#### JOB 1
In the listing, retype the lines from the line with "y-tick-label: -400 — [14, 496, 37, 507]" to the line with "y-tick-label: -1000 — [534, 604, 563, 615]", keeping them identical.

#### DOCUMENT EXCERPT
>>>
From the first pitch, Jake Odorizzi was an effective pitcher on Tuesday. That seems to be critical for the righthander.

By focusing on the first pitch of each at-bat, Odorizzi turned in one of his strongest performances of the season, pitching into the sixth inning and turning over a 3-2 lead to the bullpen.

"I'm happy with how today went overall, and stuff-wise, that was one of my top two outings, just the way I felt with all my pitches," Odorizzi said after throwing 102 pitches, 67 of them for strikes.

Odorizzi, scuffling along with a 4.50 ERA in his first season with the Twins, had been victimized for much of the season by first-pitch aggressiveness. When opponents put the first pitch in play, they hit .489 against Odorizzi this season. The solution: Keep them from putting the pitch in play. Clearly aware of that tendency, 12 Pirates swung at the first pitch on Tuesday — and none collected a hit. Seven fouled pitches off, four swung and missed, and only Sterling Marte managed to involve the defense, hitting a fly ball that Eddie Rosario caught in the first inning.
<<<
#### EXERCISE INPUTS
>>>
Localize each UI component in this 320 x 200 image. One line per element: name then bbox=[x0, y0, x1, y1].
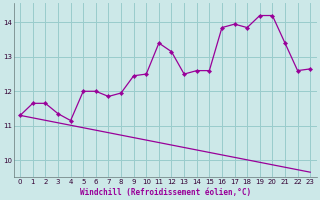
X-axis label: Windchill (Refroidissement éolien,°C): Windchill (Refroidissement éolien,°C) bbox=[80, 188, 251, 197]
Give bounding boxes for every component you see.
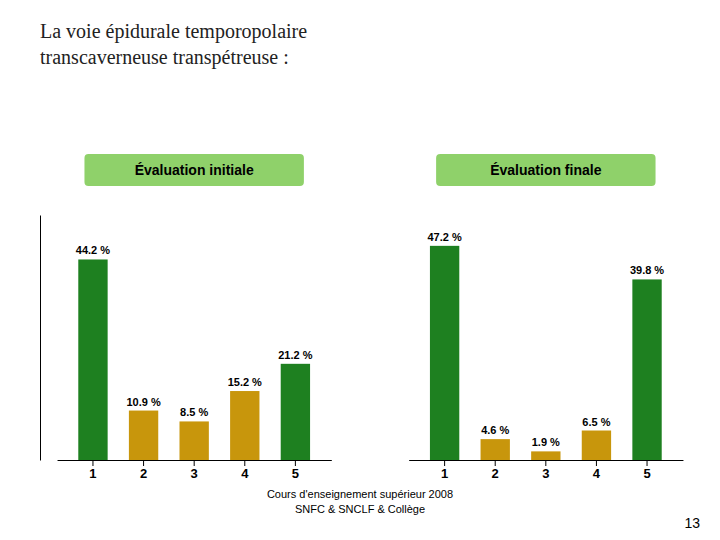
x-tick-mark: [444, 460, 445, 466]
data-labels: 44.2 % 10.9 % 8.5 % 15.2 % 21.2 %: [76, 244, 313, 418]
x-tick: 3: [191, 460, 198, 481]
x-tick: 1: [441, 460, 448, 481]
x-tick-mark: [244, 460, 245, 466]
data-label: 21.2 %: [278, 349, 312, 361]
x-tick-label: 3: [542, 466, 549, 481]
bar: [531, 451, 560, 460]
x-tick-label: 1: [441, 466, 448, 481]
group-label: Évaluation finale: [436, 154, 655, 186]
data-label: 6.5 %: [582, 416, 610, 428]
x-tick-label: 2: [492, 466, 499, 481]
bar: [430, 246, 459, 460]
group-label: Évaluation initiale: [84, 154, 303, 186]
x-tick-label: 2: [140, 466, 147, 481]
x-tick-label: 5: [643, 466, 650, 481]
group-label-text: Évaluation finale: [490, 162, 601, 178]
x-tick: 2: [140, 460, 147, 481]
x-tick-mark: [545, 460, 546, 466]
x-tick: 4: [241, 460, 249, 481]
x-tick-mark: [143, 460, 144, 466]
x-tick-label: 4: [241, 466, 249, 481]
data-label: 39.8 %: [630, 264, 664, 276]
page-number: 13: [684, 515, 700, 531]
group-label-box: [84, 154, 303, 186]
title-line: La voie épidurale temporopolaire: [40, 20, 307, 43]
data-label: 44.2 %: [76, 244, 110, 256]
data-label: 47.2 %: [427, 231, 461, 243]
title: La voie épidurale temporopolaire transcav…: [40, 20, 307, 69]
x-tick-label: 3: [191, 466, 198, 481]
footer: SNFC & SNCLF & Collège: [295, 503, 425, 515]
x-axis: 1 2 3 4 5: [409, 460, 683, 481]
bar: [129, 411, 158, 460]
x-tick: 4: [593, 460, 601, 481]
bar: [230, 391, 259, 460]
x-tick-label: 1: [89, 466, 96, 481]
y-axis-line: [40, 216, 41, 461]
group-label-box: [436, 154, 655, 186]
data-label: 4.6 %: [481, 424, 509, 436]
title-line: transcaverneuse transpétreuse :: [40, 46, 289, 69]
group-label-text: Évaluation initiale: [135, 162, 254, 178]
x-axis: 1 2 3 4 5: [58, 460, 332, 481]
bar: [582, 431, 611, 460]
x-tick-mark: [295, 460, 296, 466]
x-tick-mark: [596, 460, 597, 466]
bar: [281, 364, 310, 460]
x-tick-label: 4: [593, 466, 601, 481]
data-label: 1.9 %: [532, 436, 560, 448]
data-labels: 47.2 % 4.6 % 1.9 % 6.5 % 39.8 %: [427, 231, 664, 449]
y-axis: [40, 216, 41, 461]
x-tick-mark: [647, 460, 648, 466]
x-tick: 5: [643, 460, 650, 481]
bar: [481, 439, 510, 460]
x-tick: 3: [542, 460, 549, 481]
chart: La voie épidurale temporopolaire transcav…: [0, 0, 720, 540]
data-label: 8.5 %: [180, 406, 208, 418]
data-label: 10.9 %: [126, 396, 160, 408]
data-label: 15.2 %: [228, 376, 262, 388]
x-tick-label: 5: [292, 466, 299, 481]
x-tick-mark: [194, 460, 195, 466]
x-tick: 5: [292, 460, 299, 481]
x-tick: 1: [89, 460, 96, 481]
x-tick-mark: [92, 460, 93, 466]
bars: [78, 246, 661, 460]
x-tick: 2: [492, 460, 499, 481]
bar: [180, 421, 209, 460]
bar: [78, 259, 107, 460]
annotations: Cours d'enseignement supérieur 2008 SNFC …: [267, 488, 700, 531]
footer: Cours d'enseignement supérieur 2008: [267, 488, 453, 500]
x-tick-mark: [495, 460, 496, 466]
bar: [632, 279, 661, 460]
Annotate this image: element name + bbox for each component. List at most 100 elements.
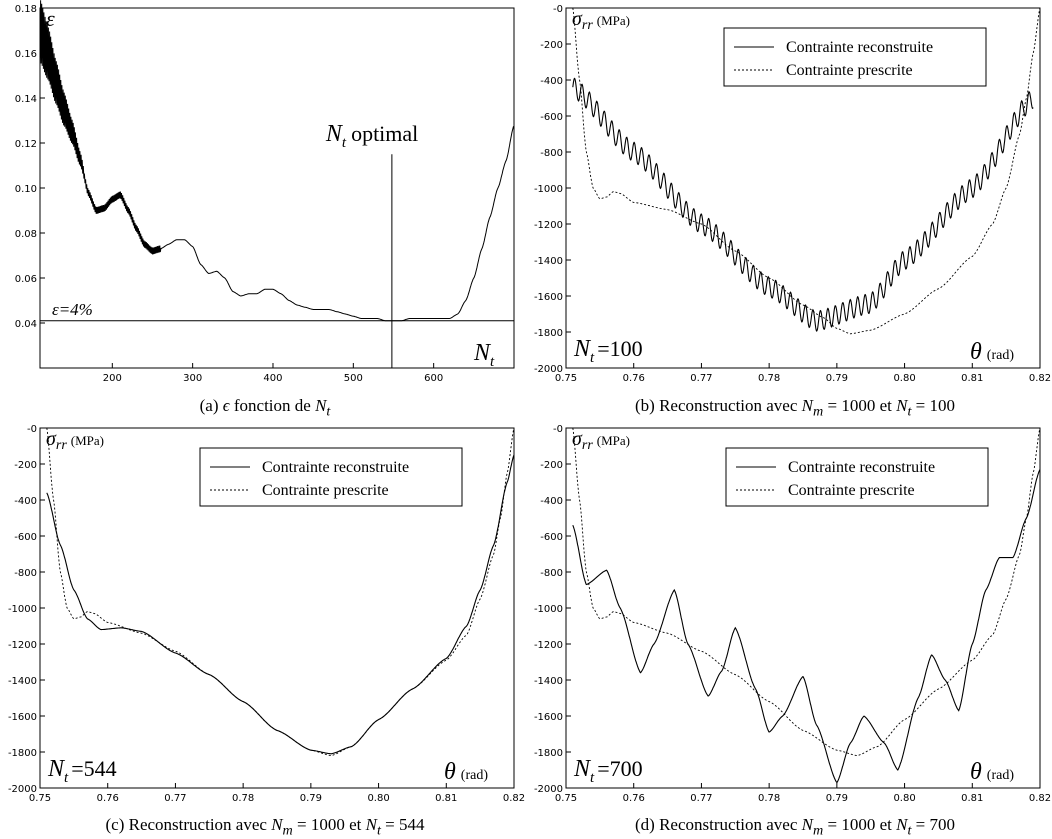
y-tick-label: -400 — [14, 496, 37, 507]
x-tick-label: 300 — [183, 373, 202, 384]
x-tick-label: 0.77 — [690, 793, 712, 804]
legend-label-prescrite: Contrainte prescrite — [262, 482, 389, 499]
x-tick-label: 0.76 — [623, 793, 645, 804]
y-tick-label: 0.10 — [15, 184, 37, 195]
y-tick-label: 0.16 — [15, 49, 37, 60]
x-tick-label: 0.77 — [164, 793, 186, 804]
optimal-annotation-text: optimal — [351, 121, 418, 146]
y-tick-label: -800 — [14, 568, 37, 579]
y-tick-label: -200 — [14, 460, 37, 471]
y-tick-label: -0 — [553, 4, 563, 15]
x-tick-label: 400 — [263, 373, 282, 384]
threshold-annotation: ε=4% — [52, 300, 93, 319]
optimal-annotation-sub: t — [342, 135, 347, 151]
nt-label-value: =100 — [597, 336, 642, 361]
x-tick-label: 0.79 — [826, 373, 848, 384]
y-tick-label: -1000 — [534, 184, 563, 195]
y-tick-label: -800 — [540, 148, 563, 159]
chart-c-svg: -0 -200 -400 -600 -800 -1000 -1200 -1400 -1600 -1… — [0, 420, 526, 810]
x-tick-label: 0.77 — [690, 373, 712, 384]
x-tick-label: 200 — [103, 373, 122, 384]
legend-label-prescrite: Contrainte prescrite — [788, 482, 915, 499]
y-axis-label-sub: rr — [582, 438, 593, 453]
legend-label-reconstruite: Contrainte reconstruite — [788, 459, 935, 476]
y-tick-label: -400 — [540, 76, 563, 87]
y-axis-label-unit: (MPa) — [597, 433, 630, 448]
x-tick-label: 0.76 — [623, 373, 645, 384]
nt-label-sub: t — [590, 350, 595, 366]
x-axis-label: θ (rad) — [970, 339, 1014, 365]
x-tick-label: 0.78 — [232, 793, 254, 804]
x-tick-label: 0.82 — [503, 793, 525, 804]
x-tick-label: 0.75 — [555, 793, 577, 804]
panel-c: -0 -200 -400 -600 -800 -1000 -1200 -1400 -1600 -1… — [0, 420, 526, 810]
x-tick-label: 0.80 — [893, 373, 915, 384]
y-axis-label-unit: (MPa) — [71, 433, 104, 448]
y-tick-label: -1000 — [534, 604, 563, 615]
x-tick-label: 0.78 — [758, 373, 780, 384]
y-axis-label-unit: (MPa) — [597, 13, 630, 28]
nt-label-sub: t — [590, 770, 595, 786]
y-tick-label: 0.08 — [15, 229, 37, 240]
x-axis-label-unit: (rad) — [987, 348, 1015, 363]
y-axis-label: σrr (MPa) — [46, 428, 104, 453]
y-axis-label: ε — [46, 6, 55, 31]
y-axis-label: σrr (MPa) — [572, 8, 630, 33]
y-tick-label: -1800 — [8, 748, 37, 759]
y-tick-label: 0.12 — [15, 139, 37, 150]
y-tick-label: -1200 — [534, 640, 563, 651]
y-tick-label: -1600 — [534, 712, 563, 723]
y-tick-label: 0.14 — [15, 94, 37, 105]
x-tick-label: 600 — [424, 373, 443, 384]
x-tick-label: 0.80 — [367, 793, 389, 804]
y-tick-label: -200 — [540, 40, 563, 51]
x-tick-label: 0.79 — [300, 793, 322, 804]
series-line-reconstruite — [573, 469, 1040, 782]
caption-a: (a) ϵ fonction de Nt — [100, 396, 430, 420]
y-tick-label: -600 — [14, 532, 37, 543]
y-tick-label: -1200 — [534, 220, 563, 231]
nt-label-value: =700 — [597, 756, 642, 781]
y-tick-label: -600 — [540, 532, 563, 543]
x-tick-label: 0.82 — [1029, 373, 1051, 384]
y-tick-label: -1800 — [534, 328, 563, 339]
y-tick-label: -600 — [540, 112, 563, 123]
y-tick-label: 0.18 — [15, 4, 37, 15]
x-tick-label: 0.82 — [1029, 793, 1051, 804]
y-tick-label: -1400 — [534, 676, 563, 687]
caption-c: (c) Reconstruction avec Nm = 1000 et Nt … — [45, 815, 485, 839]
panel-b: -0 -200 -400 -600 -800 -1000 -1200 -1400 -1600 -1… — [526, 0, 1052, 390]
y-tick-label: -0 — [553, 424, 563, 435]
x-tick-label: 0.75 — [29, 793, 51, 804]
x-axis-label-unit: (rad) — [461, 768, 489, 783]
caption-b: (b) Reconstruction avec Nm = 1000 et Nt … — [575, 396, 1015, 420]
y-axis-label-sub: rr — [56, 438, 67, 453]
plot-frame — [40, 8, 514, 368]
nt-label-sub: t — [64, 770, 69, 786]
nt-label-value: =544 — [71, 756, 116, 781]
y-tick-label: -200 — [540, 460, 563, 471]
x-tick-label: 0.78 — [758, 793, 780, 804]
nt-label: Nt =700 — [573, 756, 643, 786]
legend-label-reconstruite: Contrainte reconstruite — [786, 39, 933, 56]
y-tick-label: -0 — [27, 424, 37, 435]
legend: Contrainte reconstruite Contrainte prescr… — [200, 448, 462, 506]
panel-d: -0 -200 -400 -600 -800 -1000 -1200 -1400 -1600 -1… — [526, 420, 1052, 810]
x-tick-label: 0.76 — [97, 793, 119, 804]
nt-label: Nt =544 — [47, 756, 117, 786]
x-tick-label: 0.81 — [961, 793, 983, 804]
y-tick-label: -400 — [540, 496, 563, 507]
y-tick-label: -1600 — [8, 712, 37, 723]
panel-a: 0.04 0.06 0.08 0.10 0.12 0.14 0.16 0.18 200 300 40… — [0, 0, 526, 390]
y-tick-label: -1200 — [8, 640, 37, 651]
legend: Contrainte reconstruite Contrainte prescr… — [726, 448, 988, 506]
y-tick-label: -1400 — [8, 676, 37, 687]
x-tick-label: 0.80 — [893, 793, 915, 804]
caption-d: (d) Reconstruction avec Nm = 1000 et Nt … — [575, 815, 1015, 839]
optimal-annotation: Nt optimal — [325, 121, 418, 151]
x-tick-label: 0.81 — [435, 793, 457, 804]
legend-label-prescrite: Contrainte prescrite — [786, 62, 913, 79]
x-axis-label: θ (rad) — [444, 759, 488, 785]
y-tick-label: -800 — [540, 568, 563, 579]
y-axis-label: σrr (MPa) — [572, 428, 630, 453]
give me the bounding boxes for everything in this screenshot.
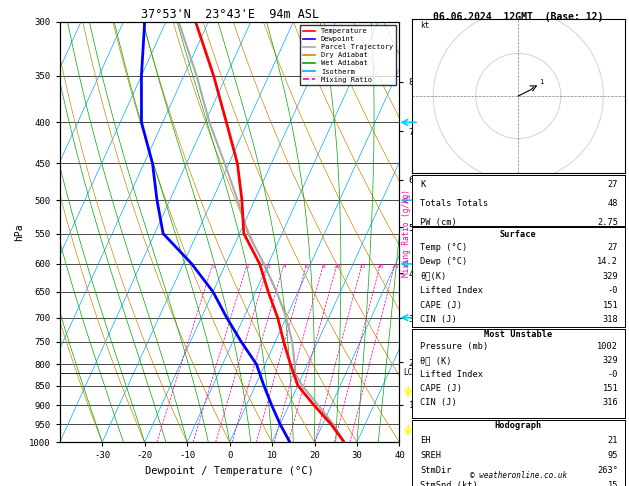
Text: Dewp (°C): Dewp (°C)	[421, 257, 468, 266]
Text: © weatheronline.co.uk: © weatheronline.co.uk	[470, 471, 567, 480]
Title: 37°53'N  23°43'E  94m ASL: 37°53'N 23°43'E 94m ASL	[140, 8, 319, 21]
Text: 25: 25	[391, 264, 399, 269]
Text: 6: 6	[305, 264, 309, 269]
Text: Totals Totals: Totals Totals	[421, 199, 489, 208]
Text: Most Unstable: Most Unstable	[484, 330, 552, 339]
Text: 06.06.2024  12GMT  (Base: 12): 06.06.2024 12GMT (Base: 12)	[433, 12, 603, 22]
Text: 27: 27	[608, 243, 618, 252]
Text: 20: 20	[377, 264, 384, 269]
Text: 1002: 1002	[597, 342, 618, 351]
Text: K: K	[421, 180, 426, 189]
Text: 329: 329	[603, 272, 618, 281]
Text: 10: 10	[333, 264, 341, 269]
Text: 8: 8	[322, 264, 326, 269]
Text: 318: 318	[603, 315, 618, 324]
Text: 14.2: 14.2	[597, 257, 618, 266]
Text: 95: 95	[608, 451, 618, 460]
Text: Surface: Surface	[500, 230, 537, 239]
Text: 2.75: 2.75	[597, 218, 618, 227]
Text: Temp (°C): Temp (°C)	[421, 243, 468, 252]
Text: 1: 1	[538, 79, 543, 85]
Y-axis label: km
ASL: km ASL	[423, 223, 438, 242]
Text: Lifted Index: Lifted Index	[421, 286, 484, 295]
Text: 15: 15	[359, 264, 366, 269]
Y-axis label: hPa: hPa	[14, 223, 24, 241]
Text: 263°: 263°	[597, 466, 618, 475]
Text: 3: 3	[267, 264, 270, 269]
Text: 15: 15	[608, 481, 618, 486]
Text: Hodograph: Hodograph	[494, 421, 542, 431]
Text: LCL: LCL	[403, 368, 416, 378]
Text: Lifted Index: Lifted Index	[421, 370, 484, 379]
Text: CAPE (J): CAPE (J)	[421, 384, 462, 393]
Text: 151: 151	[603, 301, 618, 310]
Text: θᴇ (K): θᴇ (K)	[421, 356, 452, 365]
Text: -0: -0	[608, 286, 618, 295]
X-axis label: Dewpoint / Temperature (°C): Dewpoint / Temperature (°C)	[145, 466, 314, 476]
Text: SREH: SREH	[421, 451, 442, 460]
Text: CIN (J): CIN (J)	[421, 315, 457, 324]
Text: 21: 21	[608, 436, 618, 445]
Text: PW (cm): PW (cm)	[421, 218, 457, 227]
Text: CAPE (J): CAPE (J)	[421, 301, 462, 310]
Text: CIN (J): CIN (J)	[421, 398, 457, 407]
Text: 48: 48	[608, 199, 618, 208]
Text: EH: EH	[421, 436, 431, 445]
Legend: Temperature, Dewpoint, Parcel Trajectory, Dry Adiabat, Wet Adiabat, Isotherm, Mi: Temperature, Dewpoint, Parcel Trajectory…	[300, 25, 396, 86]
Text: Mixing Ratio (g/kg): Mixing Ratio (g/kg)	[403, 190, 411, 277]
Text: 2: 2	[245, 264, 249, 269]
Text: Pressure (mb): Pressure (mb)	[421, 342, 489, 351]
Text: StmSpd (kt): StmSpd (kt)	[421, 481, 478, 486]
Text: kt: kt	[421, 21, 430, 30]
Text: StmDir: StmDir	[421, 466, 452, 475]
Text: -0: -0	[608, 370, 618, 379]
Text: 4: 4	[282, 264, 286, 269]
Text: 329: 329	[603, 356, 618, 365]
Text: 1: 1	[211, 264, 214, 269]
Text: 27: 27	[608, 180, 618, 189]
Text: 151: 151	[603, 384, 618, 393]
Text: θᴇ(K): θᴇ(K)	[421, 272, 447, 281]
Text: 316: 316	[603, 398, 618, 407]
<<<
#### JOB 2
Answer these from the Odorizzi game report:
(a) How many pitches did Odorizzi throw on Tuesday, and how many were strikes?
(b) What batting average did opponents have this season against Odorizzi when they put the first pitch in play?
(c) Who caught the fly ball Sterling Marte hit in the first inning?

#### TASK SOLUTION 1
y-tick-label: -400 — [14, 496, 37, 507]
x-tick-label: 300 — [183, 373, 202, 384]
x-tick-label: 0.77 — [690, 793, 712, 804]
legend-label-prescrite: Contrainte prescrite — [262, 482, 389, 499]
x-tick-label: 0.76 — [623, 793, 645, 804]
y-tick-label: 0.10 — [15, 184, 37, 195]
y-tick-label: 0.16 — [15, 49, 37, 60]
x-tick-label: 0.77 — [164, 793, 186, 804]
optimal-annotation-text: optimal — [351, 121, 418, 146]
y-tick-label: -800 — [14, 568, 37, 579]
y-tick-label: -200 — [14, 460, 37, 471]
y-tick-label: -0 — [553, 4, 563, 15]
x-tick-label: 400 — [263, 373, 282, 384]
threshold-annotation: ε=4% — [52, 300, 93, 319]
optimal-annotation-sub: t — [342, 135, 347, 151]
nt-label-value: =100 — [597, 336, 642, 361]
x-tick-label: 0.79 — [826, 373, 848, 384]
y-tick-label: -1000 — [534, 184, 563, 195]
y-tick-label: -800 — [540, 148, 563, 159]
chart-c-svg: -0 -200 -400 -600 -800 -1000 -1200 -1400 -1600 -1… — [0, 420, 526, 810]
x-tick-label: 0.77 — [690, 373, 712, 384]
x-tick-label: 200 — [103, 373, 122, 384]
legend-label-prescrite: Contrainte prescrite — [788, 482, 915, 499]
y-axis-label-sub: rr — [582, 438, 593, 453]
legend-label-reconstruite: Contrainte reconstruite — [788, 459, 935, 476]
y-tick-label: -400 — [540, 76, 563, 87]
y-axis-label-unit: (MPa) — [597, 433, 630, 448]
x-tick-label: 0.76 — [623, 373, 645, 384]
nt-label-sub: t — [590, 350, 595, 366]
x-axis-label: θ (rad) — [970, 339, 1014, 365]
x-tick-label: 0.78 — [232, 793, 254, 804]
x-tick-label: 0.82 — [503, 793, 525, 804]
x-tick-label: 0.75 — [555, 793, 577, 804]
panel-c: -0 -200 -400 -600 -800 -1000 -1200 -1400 -1600 -1… — [0, 420, 526, 810]
x-tick-label: 0.80 — [893, 373, 915, 384]
y-axis-label-unit: (MPa) — [71, 433, 104, 448]
y-tick-label: -1000 — [534, 604, 563, 615]

#### TASK SOLUTION 2
(a) 102 pitches, 67 of them strikes.
(b) .489
(c) Eddie Rosario.